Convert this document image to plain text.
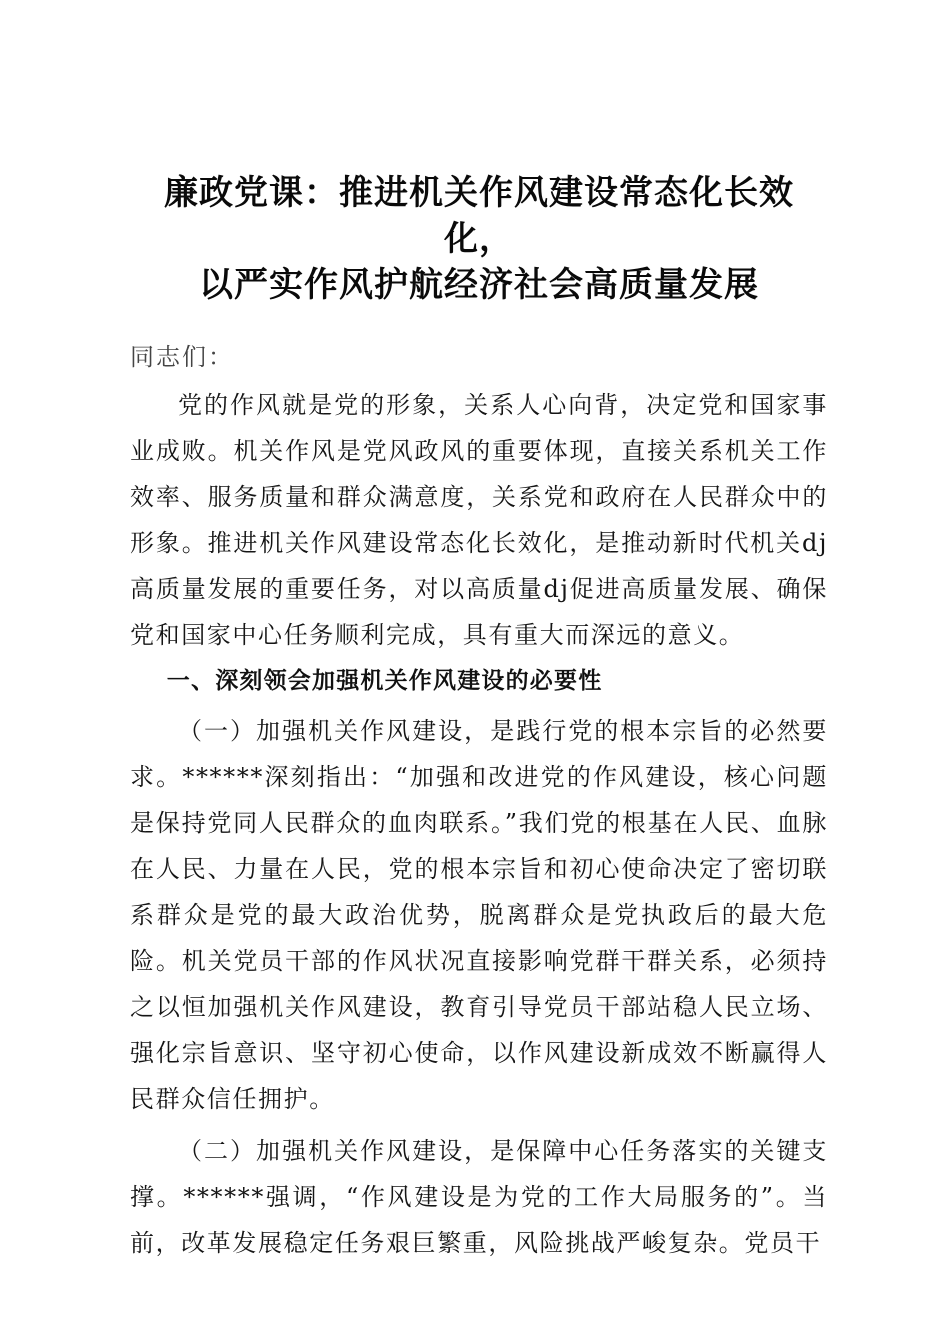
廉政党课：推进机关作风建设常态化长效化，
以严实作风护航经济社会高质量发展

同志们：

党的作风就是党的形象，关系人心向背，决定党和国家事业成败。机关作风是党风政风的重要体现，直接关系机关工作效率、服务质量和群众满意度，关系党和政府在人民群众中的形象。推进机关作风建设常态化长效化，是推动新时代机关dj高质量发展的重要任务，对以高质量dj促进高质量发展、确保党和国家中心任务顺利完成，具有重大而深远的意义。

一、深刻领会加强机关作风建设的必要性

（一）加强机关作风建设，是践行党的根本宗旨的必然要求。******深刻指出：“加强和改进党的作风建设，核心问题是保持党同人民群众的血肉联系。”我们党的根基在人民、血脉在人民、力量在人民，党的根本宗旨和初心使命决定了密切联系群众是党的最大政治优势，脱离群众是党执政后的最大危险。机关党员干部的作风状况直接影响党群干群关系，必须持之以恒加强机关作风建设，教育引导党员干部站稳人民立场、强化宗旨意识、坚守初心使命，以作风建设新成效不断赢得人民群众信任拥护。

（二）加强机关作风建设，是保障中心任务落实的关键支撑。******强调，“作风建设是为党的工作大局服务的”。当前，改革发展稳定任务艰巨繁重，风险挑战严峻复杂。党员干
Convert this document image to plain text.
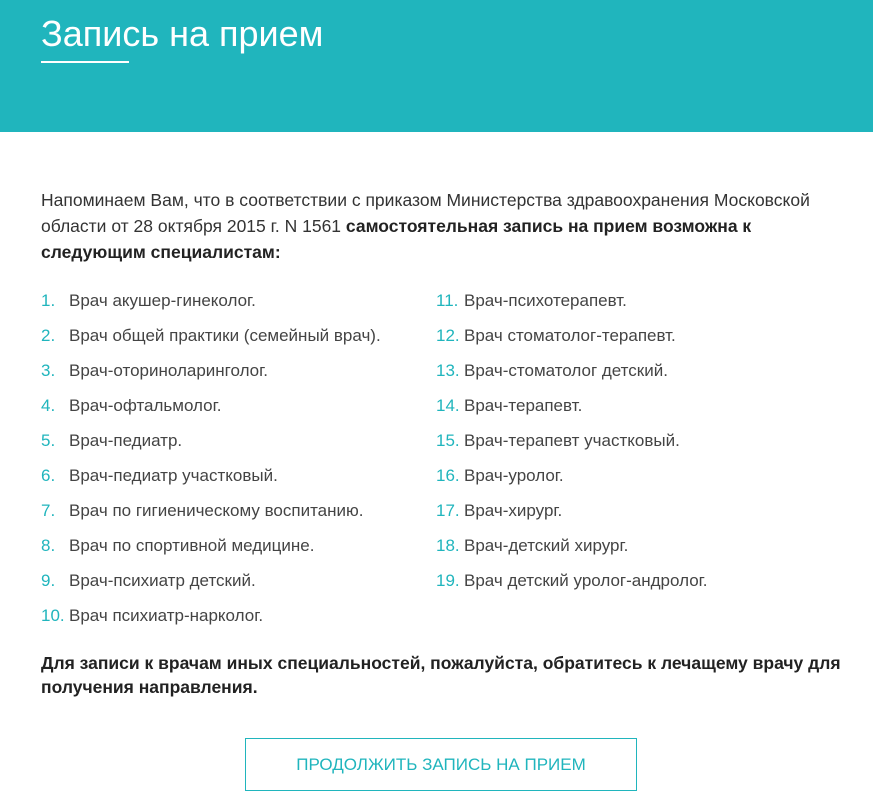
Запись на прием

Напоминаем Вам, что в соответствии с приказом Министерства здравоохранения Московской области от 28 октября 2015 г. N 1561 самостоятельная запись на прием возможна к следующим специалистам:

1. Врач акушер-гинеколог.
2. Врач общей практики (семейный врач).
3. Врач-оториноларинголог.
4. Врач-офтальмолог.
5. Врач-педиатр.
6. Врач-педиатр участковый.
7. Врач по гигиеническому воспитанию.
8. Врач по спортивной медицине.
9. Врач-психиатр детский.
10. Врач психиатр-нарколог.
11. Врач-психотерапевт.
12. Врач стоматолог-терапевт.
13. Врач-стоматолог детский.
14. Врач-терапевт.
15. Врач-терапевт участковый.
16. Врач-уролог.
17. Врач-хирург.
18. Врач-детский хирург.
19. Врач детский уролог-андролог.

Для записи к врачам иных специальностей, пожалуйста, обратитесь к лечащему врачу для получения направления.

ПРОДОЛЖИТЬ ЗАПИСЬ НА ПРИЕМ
---*---
◆ **WHAT YOU ARE ASKED TO DO**:
Take the records above and transcribe them exactly, dropping every picture.

◆ **FULL RESPONSE**:
Convert this document image to plain text.
廉政党课：推进机关作风建设常态化长效化，
以严实作风护航经济社会高质量发展

同志们：

党的作风就是党的形象，关系人心向背，决定党和国家事业成败。机关作风是党风政风的重要体现，直接关系机关工作效率、服务质量和群众满意度，关系党和政府在人民群众中的形象。推进机关作风建设常态化长效化，是推动新时代机关dj高质量发展的重要任务，对以高质量dj促进高质量发展、确保党和国家中心任务顺利完成，具有重大而深远的意义。

一、深刻领会加强机关作风建设的必要性

（一）加强机关作风建设，是践行党的根本宗旨的必然要求。******深刻指出：“加强和改进党的作风建设，核心问题是保持党同人民群众的血肉联系。”我们党的根基在人民、血脉在人民、力量在人民，党的根本宗旨和初心使命决定了密切联系群众是党的最大政治优势，脱离群众是党执政后的最大危险。机关党员干部的作风状况直接影响党群干群关系，必须持之以恒加强机关作风建设，教育引导党员干部站稳人民立场、强化宗旨意识、坚守初心使命，以作风建设新成效不断赢得人民群众信任拥护。

（二）加强机关作风建设，是保障中心任务落实的关键支撑。******强调，“作风建设是为党的工作大局服务的”。当前，改革发展稳定任务艰巨繁重，风险挑战严峻复杂。党员干
Convert this document image to plain text.
Запись на прием

Напоминаем Вам, что в соответствии с приказом Министерства здравоохранения Московской области от 28 октября 2015 г. N 1561 самостоятельная запись на прием возможна к следующим специалистам:

1. Врач акушер-гинеколог.
2. Врач общей практики (семейный врач).
3. Врач-оториноларинголог.
4. Врач-офтальмолог.
5. Врач-педиатр.
6. Врач-педиатр участковый.
7. Врач по гигиеническому воспитанию.
8. Врач по спортивной медицине.
9. Врач-психиатр детский.
10. Врач психиатр-нарколог.
11. Врач-психотерапевт.
12. Врач стоматолог-терапевт.
13. Врач-стоматолог детский.
14. Врач-терапевт.
15. Врач-терапевт участковый.
16. Врач-уролог.
17. Врач-хирург.
18. Врач-детский хирург.
19. Врач детский уролог-андролог.

Для записи к врачам иных специальностей, пожалуйста, обратитесь к лечащему врачу для получения направления.

ПРОДОЛЖИТЬ ЗАПИСЬ НА ПРИЕМ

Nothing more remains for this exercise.